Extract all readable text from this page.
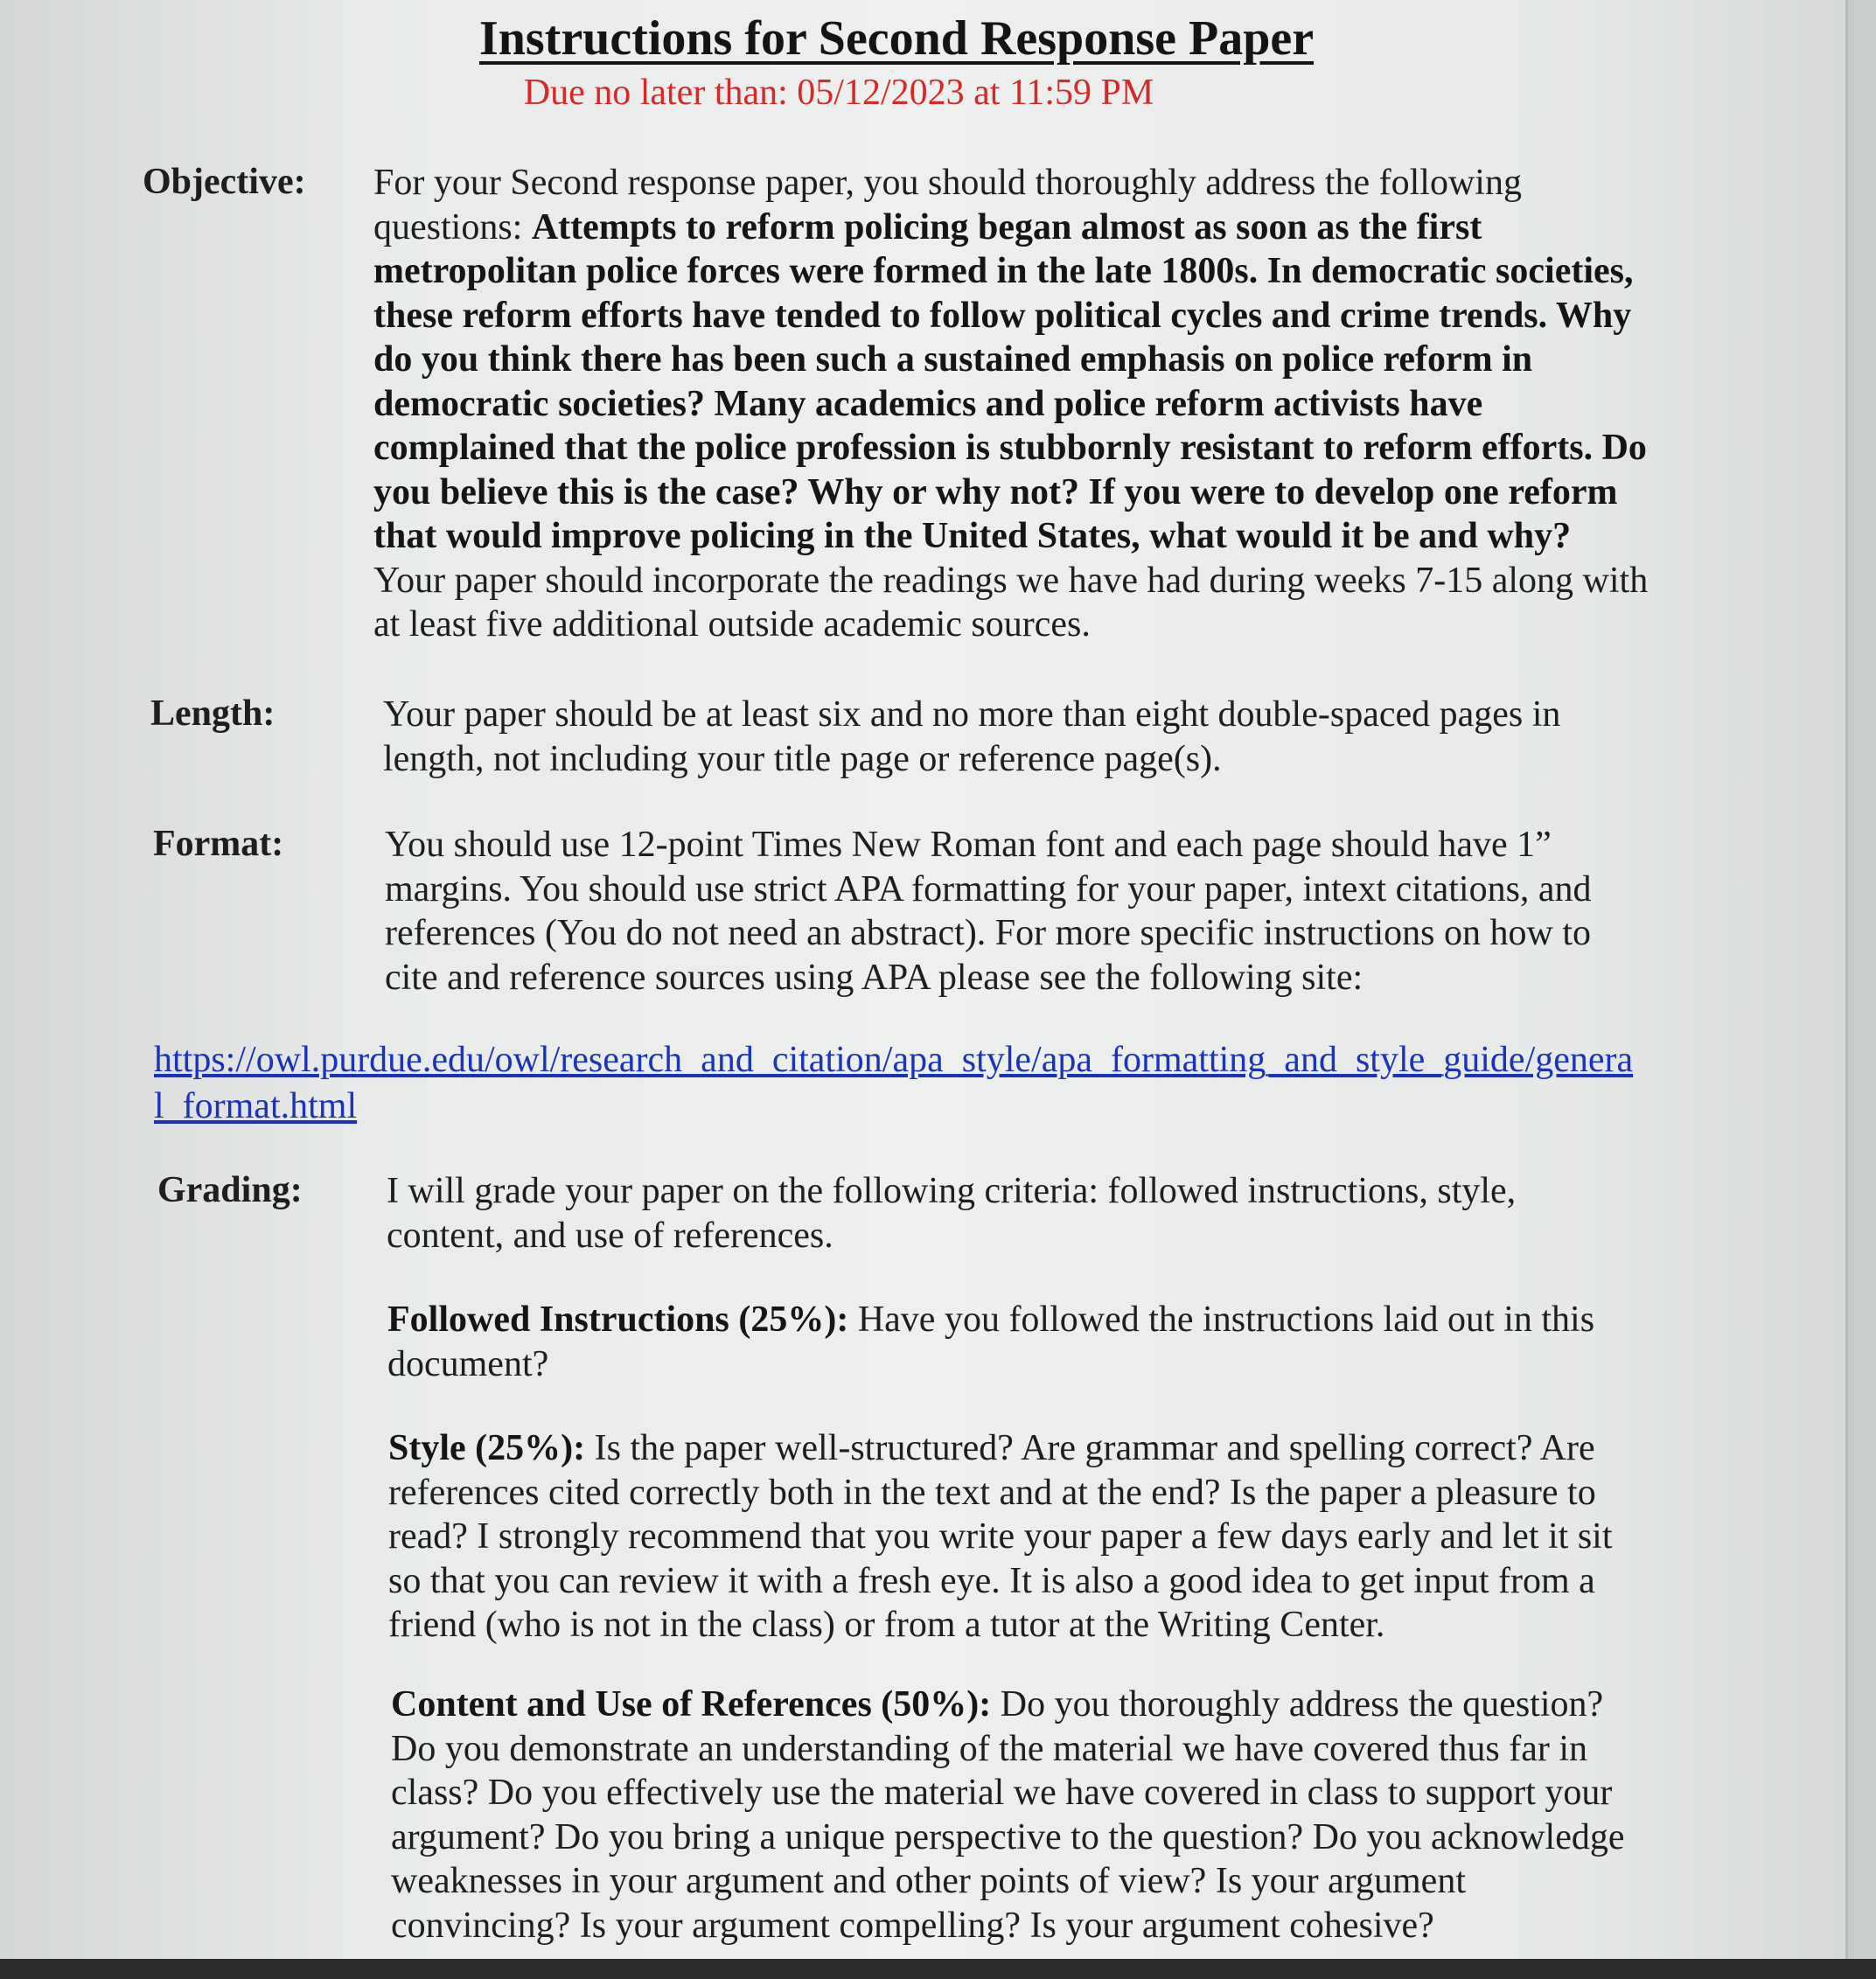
Instructions for Second Response Paper
Due no later than: 05/12/2023 at 11:59 PM
Objective: For your Second response paper, you should thoroughly address the following questions: Attempts to reform policing began almost as soon as the first metropolitan police forces were formed in the late 1800s. In democratic societies, these reform efforts have tended to follow political cycles and crime trends. Why do you think there has been such a sustained emphasis on police reform in democratic societies? Many academics and police reform activists have complained that the police profession is stubbornly resistant to reform efforts. Do you believe this is the case? Why or why not? If you were to develop one reform that would improve policing in the United States, what would it be and why? Your paper should incorporate the readings we have had during weeks 7-15 along with at least five additional outside academic sources.
Length:	Your paper should be at least six and no more than eight double-spaced pages in length, not including your title page or reference page(s).
Format:	You should use 12-point Times New Roman font and each page should have 1” margins. You should use strict APA formatting for your paper, intext citations, and references (You do not need an abstract). For more specific instructions on how to cite and reference sources using APA please see the following site:
https://owl.purdue.edu/owl/research_and_citation/apa_style/apa_formatting_and_style_guide/general_format.html
Grading: I will grade your paper on the following criteria: followed instructions, style, content, and use of references.
Followed Instructions (25%): Have you followed the instructions laid out in this document?
Style (25%): Is the paper well-structured? Are grammar and spelling correct? Are references cited correctly both in the text and at the end? Is the paper a pleasure to read? I strongly recommend that you write your paper a few days early and let it sit so that you can review it with a fresh eye. It is also a good idea to get input from a friend (who is not in the class) or from a tutor at the Writing Center.
Content and Use of References (50%): Do you thoroughly address the question? Do you demonstrate an understanding of the material we have covered thus far in class? Do you effectively use the material we have covered in class to support your argument? Do you bring a unique perspective to the question? Do you acknowledge weaknesses in your argument and other points of view? Is your argument convincing? Is your argument compelling? Is your argument cohesive?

**WHAT IS EXPECTED**:
Reproduce all entries without any change, and omit the pictures.

**TASK RESULT**:
Extract all readable text from this page.
Instructions for Second Response Paper
Due no later than: 05/12/2023 at 11:59 PM
Objective: For your Second response paper, you should thoroughly address the following questions: Attempts to reform policing began almost as soon as the first metropolitan police forces were formed in the late 1800s. In democratic societies, these reform efforts have tended to follow political cycles and crime trends. Why do you think there has been such a sustained emphasis on police reform in democratic societies? Many academics and police reform activists have complained that the police profession is stubbornly resistant to reform efforts. Do you believe this is the case? Why or why not? If you were to develop one reform that would improve policing in the United States, what would it be and why? Your paper should incorporate the readings we have had during weeks 7-15 along with at least five additional outside academic sources.
Length:	Your paper should be at least six and no more than eight double-spaced pages in length, not including your title page or reference page(s).
Format:	You should use 12-point Times New Roman font and each page should have 1” margins. You should use strict APA formatting for your paper, intext citations, and references (You do not need an abstract). For more specific instructions on how to cite and reference sources using APA please see the following site:
https://owl.purdue.edu/owl/research_and_citation/apa_style/apa_formatting_and_style_guide/general_format.html
Grading: I will grade your paper on the following criteria: followed instructions, style, content, and use of references.
Followed Instructions (25%): Have you followed the instructions laid out in this document?
Style (25%): Is the paper well-structured? Are grammar and spelling correct? Are references cited correctly both in the text and at the end? Is the paper a pleasure to read? I strongly recommend that you write your paper a few days early and let it sit so that you can review it with a fresh eye. It is also a good idea to get input from a friend (who is not in the class) or from a tutor at the Writing Center.
Content and Use of References (50%): Do you thoroughly address the question? Do you demonstrate an understanding of the material we have covered thus far in class? Do you effectively use the material we have covered in class to support your argument? Do you bring a unique perspective to the question? Do you acknowledge weaknesses in your argument and other points of view? Is your argument convincing? Is your argument compelling? Is your argument cohesive?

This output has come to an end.